## To be done
Will you quote all of the entries, word for word?

[Data items]
* * * *

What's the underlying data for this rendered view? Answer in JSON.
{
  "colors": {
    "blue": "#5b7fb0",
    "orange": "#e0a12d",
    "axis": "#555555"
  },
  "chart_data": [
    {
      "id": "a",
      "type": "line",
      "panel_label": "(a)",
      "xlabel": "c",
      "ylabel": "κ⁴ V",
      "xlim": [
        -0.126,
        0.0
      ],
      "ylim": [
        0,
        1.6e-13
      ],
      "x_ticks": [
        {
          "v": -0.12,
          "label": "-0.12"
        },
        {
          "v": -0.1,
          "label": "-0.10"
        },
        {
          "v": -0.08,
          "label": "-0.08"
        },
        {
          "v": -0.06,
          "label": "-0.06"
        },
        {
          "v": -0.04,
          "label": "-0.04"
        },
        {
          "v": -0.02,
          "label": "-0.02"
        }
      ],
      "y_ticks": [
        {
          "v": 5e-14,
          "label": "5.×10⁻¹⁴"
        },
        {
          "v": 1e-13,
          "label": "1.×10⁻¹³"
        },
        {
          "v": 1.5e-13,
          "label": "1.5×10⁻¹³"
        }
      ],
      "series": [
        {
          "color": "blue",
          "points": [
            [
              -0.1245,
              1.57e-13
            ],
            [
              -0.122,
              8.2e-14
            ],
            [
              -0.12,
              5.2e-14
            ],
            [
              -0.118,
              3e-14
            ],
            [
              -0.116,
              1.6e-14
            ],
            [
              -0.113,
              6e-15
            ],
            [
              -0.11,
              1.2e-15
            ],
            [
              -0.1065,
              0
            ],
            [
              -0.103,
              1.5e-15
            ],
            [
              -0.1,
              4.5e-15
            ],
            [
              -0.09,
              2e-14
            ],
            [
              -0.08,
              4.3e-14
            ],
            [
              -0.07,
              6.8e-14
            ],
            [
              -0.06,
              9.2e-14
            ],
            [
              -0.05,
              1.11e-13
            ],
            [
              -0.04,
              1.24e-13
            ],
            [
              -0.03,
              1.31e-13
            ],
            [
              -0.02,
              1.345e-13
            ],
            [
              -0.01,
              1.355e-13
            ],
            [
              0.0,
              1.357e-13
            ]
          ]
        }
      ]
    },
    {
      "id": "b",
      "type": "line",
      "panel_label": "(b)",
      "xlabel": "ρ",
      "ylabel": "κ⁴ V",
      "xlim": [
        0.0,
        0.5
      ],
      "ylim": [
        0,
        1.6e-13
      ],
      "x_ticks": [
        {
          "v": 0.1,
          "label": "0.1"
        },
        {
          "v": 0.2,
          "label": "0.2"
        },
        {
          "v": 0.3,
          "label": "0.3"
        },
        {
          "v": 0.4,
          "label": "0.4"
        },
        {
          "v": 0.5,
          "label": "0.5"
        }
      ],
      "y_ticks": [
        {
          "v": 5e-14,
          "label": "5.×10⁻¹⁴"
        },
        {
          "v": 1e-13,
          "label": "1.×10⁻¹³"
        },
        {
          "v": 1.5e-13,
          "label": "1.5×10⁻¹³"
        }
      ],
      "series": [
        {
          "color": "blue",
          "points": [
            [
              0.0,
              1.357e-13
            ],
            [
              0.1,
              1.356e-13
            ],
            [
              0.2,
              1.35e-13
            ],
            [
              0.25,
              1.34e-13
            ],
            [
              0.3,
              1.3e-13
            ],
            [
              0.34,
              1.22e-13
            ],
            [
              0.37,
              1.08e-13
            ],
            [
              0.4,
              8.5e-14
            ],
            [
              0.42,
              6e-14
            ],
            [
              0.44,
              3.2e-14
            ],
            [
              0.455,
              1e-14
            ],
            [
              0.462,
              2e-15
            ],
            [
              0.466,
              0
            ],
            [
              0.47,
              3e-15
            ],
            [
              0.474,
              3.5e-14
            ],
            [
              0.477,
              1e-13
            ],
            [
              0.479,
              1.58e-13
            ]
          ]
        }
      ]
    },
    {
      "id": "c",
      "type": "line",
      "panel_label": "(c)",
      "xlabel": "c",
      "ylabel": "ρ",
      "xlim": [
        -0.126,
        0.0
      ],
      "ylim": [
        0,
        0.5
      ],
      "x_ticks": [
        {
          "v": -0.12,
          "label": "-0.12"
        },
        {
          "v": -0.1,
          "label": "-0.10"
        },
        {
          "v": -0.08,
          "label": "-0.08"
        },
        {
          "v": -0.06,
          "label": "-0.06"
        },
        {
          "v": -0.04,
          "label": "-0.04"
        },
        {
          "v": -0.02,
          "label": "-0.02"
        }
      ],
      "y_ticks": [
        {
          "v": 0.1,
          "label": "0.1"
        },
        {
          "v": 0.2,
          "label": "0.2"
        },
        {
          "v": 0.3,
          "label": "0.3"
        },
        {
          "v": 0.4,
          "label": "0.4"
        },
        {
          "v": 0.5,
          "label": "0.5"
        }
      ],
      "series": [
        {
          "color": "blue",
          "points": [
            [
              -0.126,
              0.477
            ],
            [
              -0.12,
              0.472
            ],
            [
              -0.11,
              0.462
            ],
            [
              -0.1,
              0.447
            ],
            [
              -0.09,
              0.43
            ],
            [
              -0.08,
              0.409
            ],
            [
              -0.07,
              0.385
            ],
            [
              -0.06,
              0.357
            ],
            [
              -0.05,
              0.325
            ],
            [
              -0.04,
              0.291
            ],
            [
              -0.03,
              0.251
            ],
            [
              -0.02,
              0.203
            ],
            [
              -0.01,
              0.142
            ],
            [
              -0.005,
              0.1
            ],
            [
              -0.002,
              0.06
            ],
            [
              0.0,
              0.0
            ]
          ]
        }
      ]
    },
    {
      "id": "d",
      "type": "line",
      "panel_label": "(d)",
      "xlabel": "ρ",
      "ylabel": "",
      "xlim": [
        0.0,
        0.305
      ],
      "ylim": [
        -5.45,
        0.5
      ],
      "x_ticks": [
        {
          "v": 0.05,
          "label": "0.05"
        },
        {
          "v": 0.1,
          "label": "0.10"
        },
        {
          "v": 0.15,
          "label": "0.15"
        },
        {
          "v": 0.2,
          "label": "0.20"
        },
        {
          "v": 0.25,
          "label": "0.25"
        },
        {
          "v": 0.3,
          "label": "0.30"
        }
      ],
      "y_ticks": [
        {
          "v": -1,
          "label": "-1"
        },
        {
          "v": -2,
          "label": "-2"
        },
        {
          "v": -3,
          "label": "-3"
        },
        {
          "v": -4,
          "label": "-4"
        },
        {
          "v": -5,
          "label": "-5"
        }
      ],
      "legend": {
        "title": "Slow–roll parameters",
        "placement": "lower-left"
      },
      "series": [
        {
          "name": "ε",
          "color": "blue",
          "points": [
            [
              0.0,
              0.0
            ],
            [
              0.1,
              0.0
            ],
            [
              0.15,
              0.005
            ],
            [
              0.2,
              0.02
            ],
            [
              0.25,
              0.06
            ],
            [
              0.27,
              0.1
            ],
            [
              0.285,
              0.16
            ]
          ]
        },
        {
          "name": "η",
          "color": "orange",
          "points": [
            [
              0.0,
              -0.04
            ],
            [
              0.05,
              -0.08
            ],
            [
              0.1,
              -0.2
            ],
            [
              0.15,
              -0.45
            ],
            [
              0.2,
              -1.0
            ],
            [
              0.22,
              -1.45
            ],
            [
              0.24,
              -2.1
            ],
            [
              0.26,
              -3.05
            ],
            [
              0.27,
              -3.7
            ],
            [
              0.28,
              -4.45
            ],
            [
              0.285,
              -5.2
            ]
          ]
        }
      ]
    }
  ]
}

* * * *

## Answer for this exercise
What's the underlying data for this rendered view? Answer in JSON.
{
  "colors": {
    "blue": "#5b7fb0",
    "orange": "#e0a12d",
    "axis": "#555555"
  },
  "chart_data": [
    {
      "id": "a",
      "type": "line",
      "panel_label": "(a)",
      "xlabel": "c",
      "ylabel": "κ⁴ V",
      "xlim": [
        -0.126,
        0.0
      ],
      "ylim": [
        0,
        1.6e-13
      ],
      "x_ticks": [
        {
          "v": -0.12,
          "label": "-0.12"
        },
        {
          "v": -0.1,
          "label": "-0.10"
        },
        {
          "v": -0.08,
          "label": "-0.08"
        },
        {
          "v": -0.06,
          "label": "-0.06"
        },
        {
          "v": -0.04,
          "label": "-0.04"
        },
        {
          "v": -0.02,
          "label": "-0.02"
        }
      ],
      "y_ticks": [
        {
          "v": 5e-14,
          "label": "5.×10⁻¹⁴"
        },
        {
          "v": 1e-13,
          "label": "1.×10⁻¹³"
        },
        {
          "v": 1.5e-13,
          "label": "1.5×10⁻¹³"
        }
      ],
      "series": [
        {
          "color": "blue",
          "points": [
            [
              -0.1245,
              1.57e-13
            ],
            [
              -0.122,
              8.2e-14
            ],
            [
              -0.12,
              5.2e-14
            ],
            [
              -0.118,
              3e-14
            ],
            [
              -0.116,
              1.6e-14
            ],
            [
              -0.113,
              6e-15
            ],
            [
              -0.11,
              1.2e-15
            ],
            [
              -0.1065,
              0
            ],
            [
              -0.103,
              1.5e-15
            ],
            [
              -0.1,
              4.5e-15
            ],
            [
              -0.09,
              2e-14
            ],
            [
              -0.08,
              4.3e-14
            ],
            [
              -0.07,
              6.8e-14
            ],
            [
              -0.06,
              9.2e-14
            ],
            [
              -0.05,
              1.11e-13
            ],
            [
              -0.04,
              1.24e-13
            ],
            [
              -0.03,
              1.31e-13
            ],
            [
              -0.02,
              1.345e-13
            ],
            [
              -0.01,
              1.355e-13
            ],
            [
              0.0,
              1.357e-13
            ]
          ]
        }
      ]
    },
    {
      "id": "b",
      "type": "line",
      "panel_label": "(b)",
      "xlabel": "ρ",
      "ylabel": "κ⁴ V",
      "xlim": [
        0.0,
        0.5
      ],
      "ylim": [
        0,
        1.6e-13
      ],
      "x_ticks": [
        {
          "v": 0.1,
          "label": "0.1"
        },
        {
          "v": 0.2,
          "label": "0.2"
        },
        {
          "v": 0.3,
          "label": "0.3"
        },
        {
          "v": 0.4,
          "label": "0.4"
        },
        {
          "v": 0.5,
          "label": "0.5"
        }
      ],
      "y_ticks": [
        {
          "v": 5e-14,
          "label": "5.×10⁻¹⁴"
        },
        {
          "v": 1e-13,
          "label": "1.×10⁻¹³"
        },
        {
          "v": 1.5e-13,
          "label": "1.5×10⁻¹³"
        }
      ],
      "series": [
        {
          "color": "blue",
          "points": [
            [
              0.0,
              1.357e-13
            ],
            [
              0.1,
              1.356e-13
            ],
            [
              0.2,
              1.35e-13
            ],
            [
              0.25,
              1.34e-13
            ],
            [
              0.3,
              1.3e-13
            ],
            [
              0.34,
              1.22e-13
            ],
            [
              0.37,
              1.08e-13
            ],
            [
              0.4,
              8.5e-14
            ],
            [
              0.42,
              6e-14
            ],
            [
              0.44,
              3.2e-14
            ],
            [
              0.455,
              1e-14
            ],
            [
              0.462,
              2e-15
            ],
            [
              0.466,
              0
            ],
            [
              0.47,
              3e-15
            ],
            [
              0.474,
              3.5e-14
            ],
            [
              0.477,
              1e-13
            ],
            [
              0.479,
              1.58e-13
            ]
          ]
        }
      ]
    },
    {
      "id": "c",
      "type": "line",
      "panel_label": "(c)",
      "xlabel": "c",
      "ylabel": "ρ",
      "xlim": [
        -0.126,
        0.0
      ],
      "ylim": [
        0,
        0.5
      ],
      "x_ticks": [
        {
          "v": -0.12,
          "label": "-0.12"
        },
        {
          "v": -0.1,
          "label": "-0.10"
        },
        {
          "v": -0.08,
          "label": "-0.08"
        },
        {
          "v": -0.06,
          "label": "-0.06"
        },
        {
          "v": -0.04,
          "label": "-0.04"
        },
        {
          "v": -0.02,
          "label": "-0.02"
        }
      ],
      "y_ticks": [
        {
          "v": 0.1,
          "label": "0.1"
        },
        {
          "v": 0.2,
          "label": "0.2"
        },
        {
          "v": 0.3,
          "label": "0.3"
        },
        {
          "v": 0.4,
          "label": "0.4"
        },
        {
          "v": 0.5,
          "label": "0.5"
        }
      ],
      "series": [
        {
          "color": "blue",
          "points": [
            [
              -0.126,
              0.477
            ],
            [
              -0.12,
              0.472
            ],
            [
              -0.11,
              0.462
            ],
            [
              -0.1,
              0.447
            ],
            [
              -0.09,
              0.43
            ],
            [
              -0.08,
              0.409
            ],
            [
              -0.07,
              0.385
            ],
            [
              -0.06,
              0.357
            ],
            [
              -0.05,
              0.325
            ],
            [
              -0.04,
              0.291
            ],
            [
              -0.03,
              0.251
            ],
            [
              -0.02,
              0.203
            ],
            [
              -0.01,
              0.142
            ],
            [
              -0.005,
              0.1
            ],
            [
              -0.002,
              0.06
            ],
            [
              0.0,
              0.0
            ]
          ]
        }
      ]
    },
    {
      "id": "d",
      "type": "line",
      "panel_label": "(d)",
      "xlabel": "ρ",
      "ylabel": "",
      "xlim": [
        0.0,
        0.305
      ],
      "ylim": [
        -5.45,
        0.5
      ],
      "x_ticks": [
        {
          "v": 0.05,
          "label": "0.05"
        },
        {
          "v": 0.1,
          "label": "0.10"
        },
        {
          "v": 0.15,
          "label": "0.15"
        },
        {
          "v": 0.2,
          "label": "0.20"
        },
        {
          "v": 0.25,
          "label": "0.25"
        },
        {
          "v": 0.3,
          "label": "0.30"
        }
      ],
      "y_ticks": [
        {
          "v": -1,
          "label": "-1"
        },
        {
          "v": -2,
          "label": "-2"
        },
        {
          "v": -3,
          "label": "-3"
        },
        {
          "v": -4,
          "label": "-4"
        },
        {
          "v": -5,
          "label": "-5"
        }
      ],
      "legend": {
        "title": "Slow–roll parameters",
        "placement": "lower-left"
      },
      "series": [
        {
          "name": "ε",
          "color": "blue",
          "points": [
            [
              0.0,
              0.0
            ],
            [
              0.1,
              0.0
            ],
            [
              0.15,
              0.005
            ],
            [
              0.2,
              0.02
            ],
            [
              0.25,
              0.06
            ],
            [
              0.27,
              0.1
            ],
            [
              0.285,
              0.16
            ]
          ]
        },
        {
          "name": "η",
          "color": "orange",
          "points": [
            [
              0.0,
              -0.04
            ],
            [
              0.05,
              -0.08
            ],
            [
              0.1,
              -0.2
            ],
            [
              0.15,
              -0.45
            ],
            [
              0.2,
              -1.0
            ],
            [
              0.22,
              -1.45
            ],
            [
              0.24,
              -2.1
            ],
            [
              0.26,
              -3.05
            ],
            [
              0.27,
              -3.7
            ],
            [
              0.28,
              -4.45
            ],
            [
              0.285,
              -5.2
            ]
          ]
        }
      ]
    }
  ]
}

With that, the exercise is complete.